### Items from a data source
____________

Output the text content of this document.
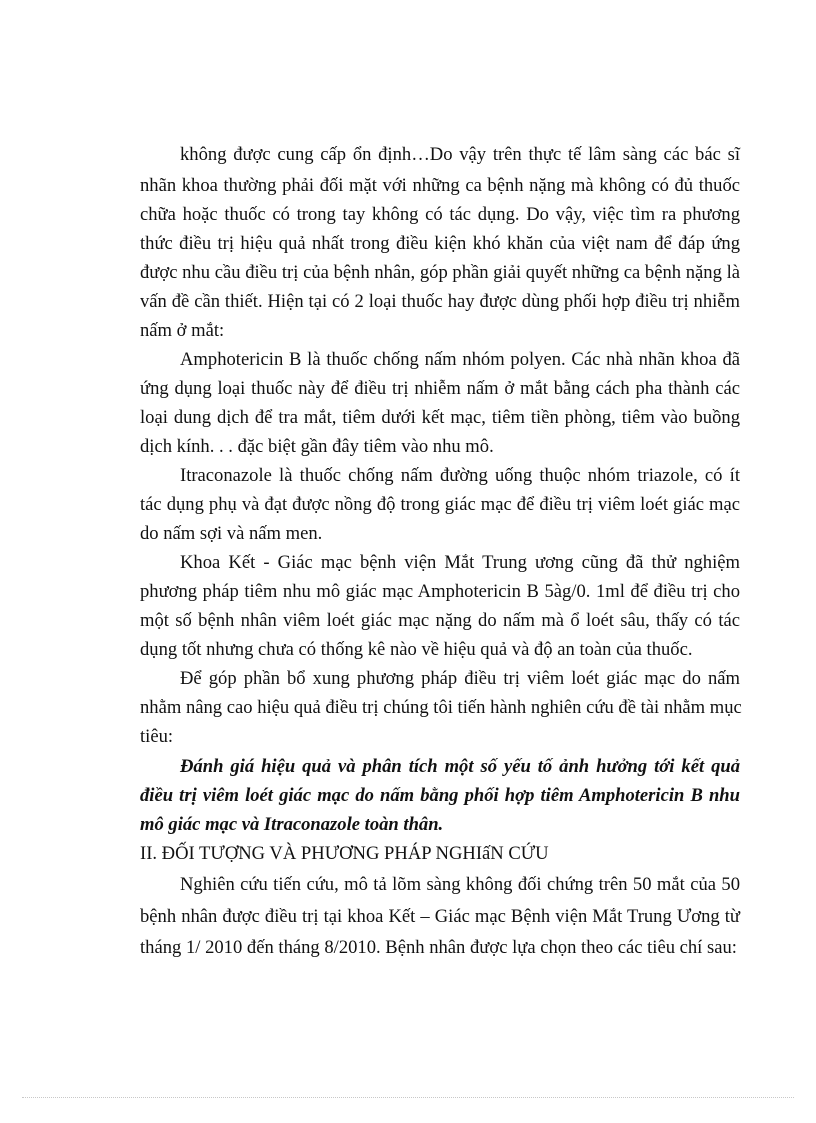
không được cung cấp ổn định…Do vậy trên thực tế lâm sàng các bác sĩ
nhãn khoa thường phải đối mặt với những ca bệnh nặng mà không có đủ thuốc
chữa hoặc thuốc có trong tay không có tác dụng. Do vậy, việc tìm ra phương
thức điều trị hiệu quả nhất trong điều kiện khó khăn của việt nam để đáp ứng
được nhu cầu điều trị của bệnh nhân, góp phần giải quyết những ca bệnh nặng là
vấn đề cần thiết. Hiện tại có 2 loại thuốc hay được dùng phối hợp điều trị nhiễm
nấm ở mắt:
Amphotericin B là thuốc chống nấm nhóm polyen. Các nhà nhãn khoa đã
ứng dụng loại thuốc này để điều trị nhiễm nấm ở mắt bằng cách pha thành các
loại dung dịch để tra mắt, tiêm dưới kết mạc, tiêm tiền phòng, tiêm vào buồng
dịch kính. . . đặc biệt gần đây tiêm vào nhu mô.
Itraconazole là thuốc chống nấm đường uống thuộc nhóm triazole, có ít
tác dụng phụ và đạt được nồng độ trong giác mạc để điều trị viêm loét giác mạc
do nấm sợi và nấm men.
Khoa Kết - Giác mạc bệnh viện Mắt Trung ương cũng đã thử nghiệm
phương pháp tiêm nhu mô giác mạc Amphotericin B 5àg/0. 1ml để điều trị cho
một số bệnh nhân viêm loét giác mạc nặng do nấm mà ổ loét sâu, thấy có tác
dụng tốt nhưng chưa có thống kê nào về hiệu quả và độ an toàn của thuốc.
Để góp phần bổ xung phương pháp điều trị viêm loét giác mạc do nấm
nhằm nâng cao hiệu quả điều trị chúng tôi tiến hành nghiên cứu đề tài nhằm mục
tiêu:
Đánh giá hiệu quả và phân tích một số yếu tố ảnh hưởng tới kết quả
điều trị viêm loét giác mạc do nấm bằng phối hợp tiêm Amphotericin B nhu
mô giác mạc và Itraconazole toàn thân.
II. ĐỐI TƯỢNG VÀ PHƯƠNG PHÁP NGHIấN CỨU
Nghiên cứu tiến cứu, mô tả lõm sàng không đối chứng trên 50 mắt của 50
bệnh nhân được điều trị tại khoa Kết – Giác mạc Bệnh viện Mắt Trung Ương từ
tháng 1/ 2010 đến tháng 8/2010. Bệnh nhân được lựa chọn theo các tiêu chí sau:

____________

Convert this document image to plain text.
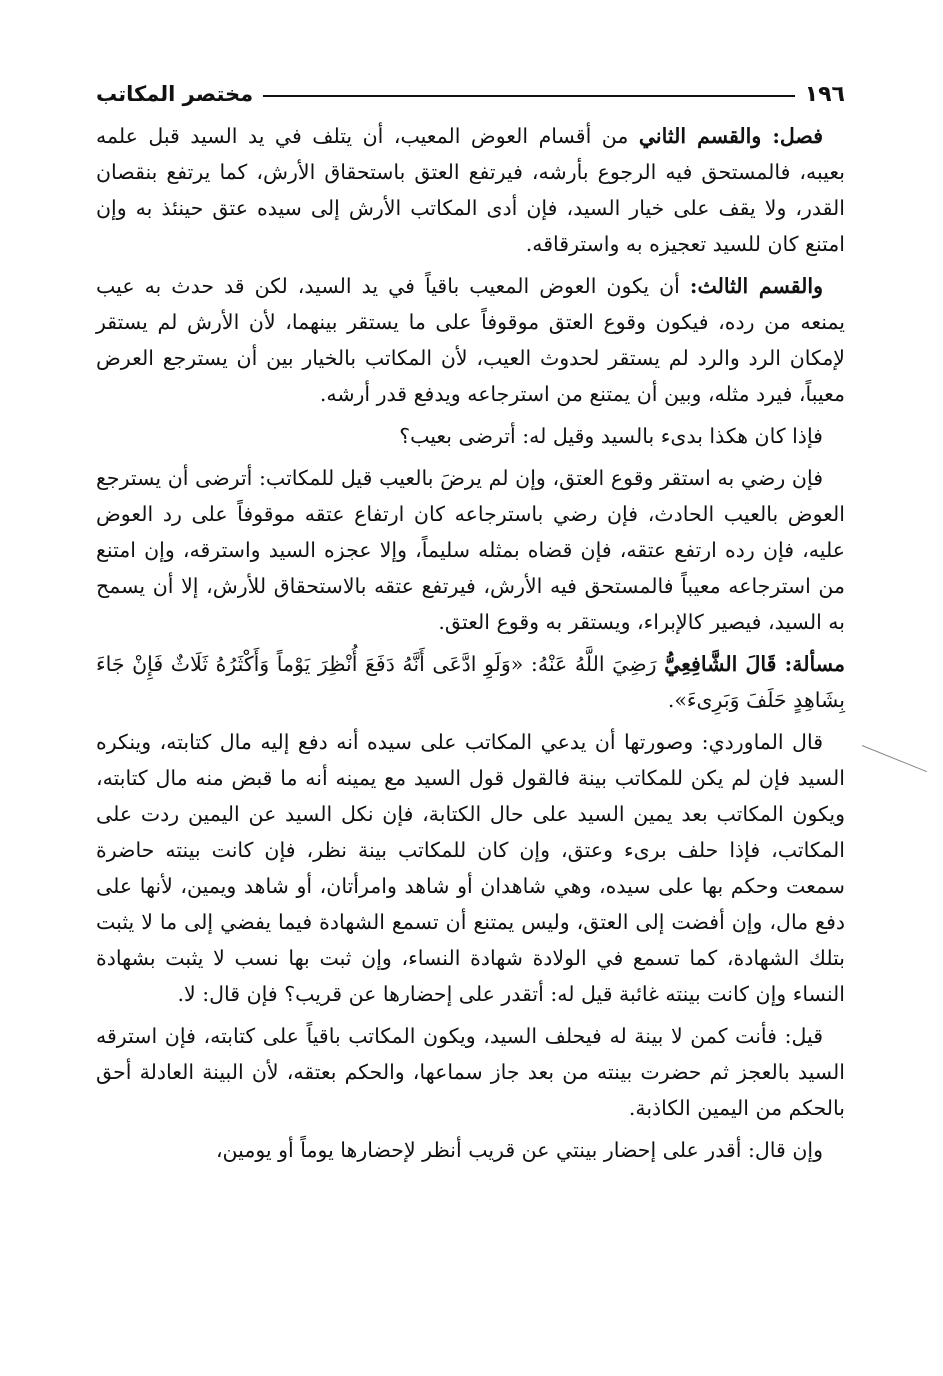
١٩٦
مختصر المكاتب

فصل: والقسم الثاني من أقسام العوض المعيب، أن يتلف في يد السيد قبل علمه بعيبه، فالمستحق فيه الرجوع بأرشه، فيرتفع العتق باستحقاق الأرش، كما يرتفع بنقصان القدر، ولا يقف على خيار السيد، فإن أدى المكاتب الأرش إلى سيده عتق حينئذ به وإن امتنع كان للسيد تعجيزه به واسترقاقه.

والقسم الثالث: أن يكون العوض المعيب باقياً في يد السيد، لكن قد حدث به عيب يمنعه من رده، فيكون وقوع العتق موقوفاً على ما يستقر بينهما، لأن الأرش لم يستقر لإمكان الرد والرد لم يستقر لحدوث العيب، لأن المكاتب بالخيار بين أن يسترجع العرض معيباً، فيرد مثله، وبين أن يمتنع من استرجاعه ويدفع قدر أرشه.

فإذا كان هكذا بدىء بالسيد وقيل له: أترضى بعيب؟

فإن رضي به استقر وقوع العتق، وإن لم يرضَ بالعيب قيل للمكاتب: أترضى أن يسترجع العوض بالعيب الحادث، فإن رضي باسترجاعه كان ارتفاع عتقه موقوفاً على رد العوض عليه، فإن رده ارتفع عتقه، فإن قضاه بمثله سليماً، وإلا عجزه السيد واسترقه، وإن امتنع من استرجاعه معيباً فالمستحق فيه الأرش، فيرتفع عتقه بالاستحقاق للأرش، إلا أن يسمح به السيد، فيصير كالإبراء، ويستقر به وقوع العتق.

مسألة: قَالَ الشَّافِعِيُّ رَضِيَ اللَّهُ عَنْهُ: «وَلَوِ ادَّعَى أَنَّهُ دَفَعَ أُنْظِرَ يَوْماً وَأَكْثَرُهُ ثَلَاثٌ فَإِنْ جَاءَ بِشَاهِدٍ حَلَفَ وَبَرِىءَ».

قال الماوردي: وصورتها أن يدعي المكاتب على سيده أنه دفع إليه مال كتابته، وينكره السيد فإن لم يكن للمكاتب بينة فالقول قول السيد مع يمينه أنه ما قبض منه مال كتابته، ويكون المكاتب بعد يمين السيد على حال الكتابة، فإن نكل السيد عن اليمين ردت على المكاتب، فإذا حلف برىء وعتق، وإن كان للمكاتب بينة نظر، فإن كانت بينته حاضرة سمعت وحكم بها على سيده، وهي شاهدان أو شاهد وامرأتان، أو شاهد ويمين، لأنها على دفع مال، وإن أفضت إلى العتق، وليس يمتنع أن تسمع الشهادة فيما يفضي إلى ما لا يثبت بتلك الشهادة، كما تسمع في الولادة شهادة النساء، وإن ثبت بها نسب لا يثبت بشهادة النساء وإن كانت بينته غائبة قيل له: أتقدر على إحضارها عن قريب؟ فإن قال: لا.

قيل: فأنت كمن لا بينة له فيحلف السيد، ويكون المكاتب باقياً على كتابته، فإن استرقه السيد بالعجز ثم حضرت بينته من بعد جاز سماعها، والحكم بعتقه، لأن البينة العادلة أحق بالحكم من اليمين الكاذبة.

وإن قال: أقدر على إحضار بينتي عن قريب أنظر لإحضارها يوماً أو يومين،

____________

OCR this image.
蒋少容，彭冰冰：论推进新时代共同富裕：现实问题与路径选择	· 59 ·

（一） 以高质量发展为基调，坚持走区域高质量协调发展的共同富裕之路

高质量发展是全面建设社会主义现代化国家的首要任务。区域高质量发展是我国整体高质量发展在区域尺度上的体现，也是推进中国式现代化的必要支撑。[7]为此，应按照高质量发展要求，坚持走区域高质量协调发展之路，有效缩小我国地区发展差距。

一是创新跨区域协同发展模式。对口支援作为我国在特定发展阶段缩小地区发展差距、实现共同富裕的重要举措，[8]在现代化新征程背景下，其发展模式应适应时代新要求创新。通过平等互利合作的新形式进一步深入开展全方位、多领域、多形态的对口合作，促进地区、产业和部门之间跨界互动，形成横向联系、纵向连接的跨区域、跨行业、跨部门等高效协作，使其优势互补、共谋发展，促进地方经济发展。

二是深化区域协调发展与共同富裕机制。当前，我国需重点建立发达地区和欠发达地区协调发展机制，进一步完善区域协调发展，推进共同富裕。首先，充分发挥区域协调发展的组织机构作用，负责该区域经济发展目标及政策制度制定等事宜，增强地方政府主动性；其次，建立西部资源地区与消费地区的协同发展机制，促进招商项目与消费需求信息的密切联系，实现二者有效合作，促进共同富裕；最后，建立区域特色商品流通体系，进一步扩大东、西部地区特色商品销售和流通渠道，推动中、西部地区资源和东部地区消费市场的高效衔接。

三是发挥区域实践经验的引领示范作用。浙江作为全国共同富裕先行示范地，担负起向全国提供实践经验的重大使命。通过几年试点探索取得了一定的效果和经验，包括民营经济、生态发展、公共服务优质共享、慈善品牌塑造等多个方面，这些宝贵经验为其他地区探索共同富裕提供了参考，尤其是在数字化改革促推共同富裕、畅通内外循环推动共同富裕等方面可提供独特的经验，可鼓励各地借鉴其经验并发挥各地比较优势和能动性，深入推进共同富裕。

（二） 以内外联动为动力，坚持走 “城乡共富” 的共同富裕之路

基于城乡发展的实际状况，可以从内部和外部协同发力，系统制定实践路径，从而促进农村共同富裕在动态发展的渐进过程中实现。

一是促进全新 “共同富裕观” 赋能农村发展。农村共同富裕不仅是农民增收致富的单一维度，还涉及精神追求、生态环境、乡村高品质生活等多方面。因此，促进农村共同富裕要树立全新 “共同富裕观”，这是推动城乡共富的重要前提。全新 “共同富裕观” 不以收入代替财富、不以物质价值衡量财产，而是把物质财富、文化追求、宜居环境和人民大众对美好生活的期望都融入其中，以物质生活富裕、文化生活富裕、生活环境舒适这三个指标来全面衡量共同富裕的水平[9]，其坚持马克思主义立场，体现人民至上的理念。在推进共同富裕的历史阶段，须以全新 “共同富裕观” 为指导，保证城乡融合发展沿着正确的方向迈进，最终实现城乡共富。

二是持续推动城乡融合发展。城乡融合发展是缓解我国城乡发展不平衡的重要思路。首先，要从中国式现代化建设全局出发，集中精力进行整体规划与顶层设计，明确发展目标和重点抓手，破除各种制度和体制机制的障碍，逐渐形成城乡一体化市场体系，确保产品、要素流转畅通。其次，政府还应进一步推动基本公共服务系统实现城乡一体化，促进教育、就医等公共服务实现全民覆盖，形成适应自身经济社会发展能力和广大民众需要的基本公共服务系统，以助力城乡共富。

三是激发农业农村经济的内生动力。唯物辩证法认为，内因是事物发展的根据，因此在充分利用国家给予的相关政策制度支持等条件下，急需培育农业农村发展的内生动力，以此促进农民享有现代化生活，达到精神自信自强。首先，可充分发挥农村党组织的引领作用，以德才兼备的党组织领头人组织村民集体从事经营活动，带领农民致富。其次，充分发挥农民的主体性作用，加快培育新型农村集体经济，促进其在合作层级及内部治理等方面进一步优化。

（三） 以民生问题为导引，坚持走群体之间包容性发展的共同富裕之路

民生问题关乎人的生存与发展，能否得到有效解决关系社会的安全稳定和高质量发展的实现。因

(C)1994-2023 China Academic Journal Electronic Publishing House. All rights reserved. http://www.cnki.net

____________

### SHORT EXERCISE
Copy out each line in the preceding records that contains "nhiễm".

### ANSWER TO THIS EXERCISE
vấn đề cần thiết. Hiện tại có 2 loại thuốc hay được dùng phối hợp điều trị nhiễm
ứng dụng loại thuốc này để điều trị nhiễm nấm ở mắt bằng cách pha thành các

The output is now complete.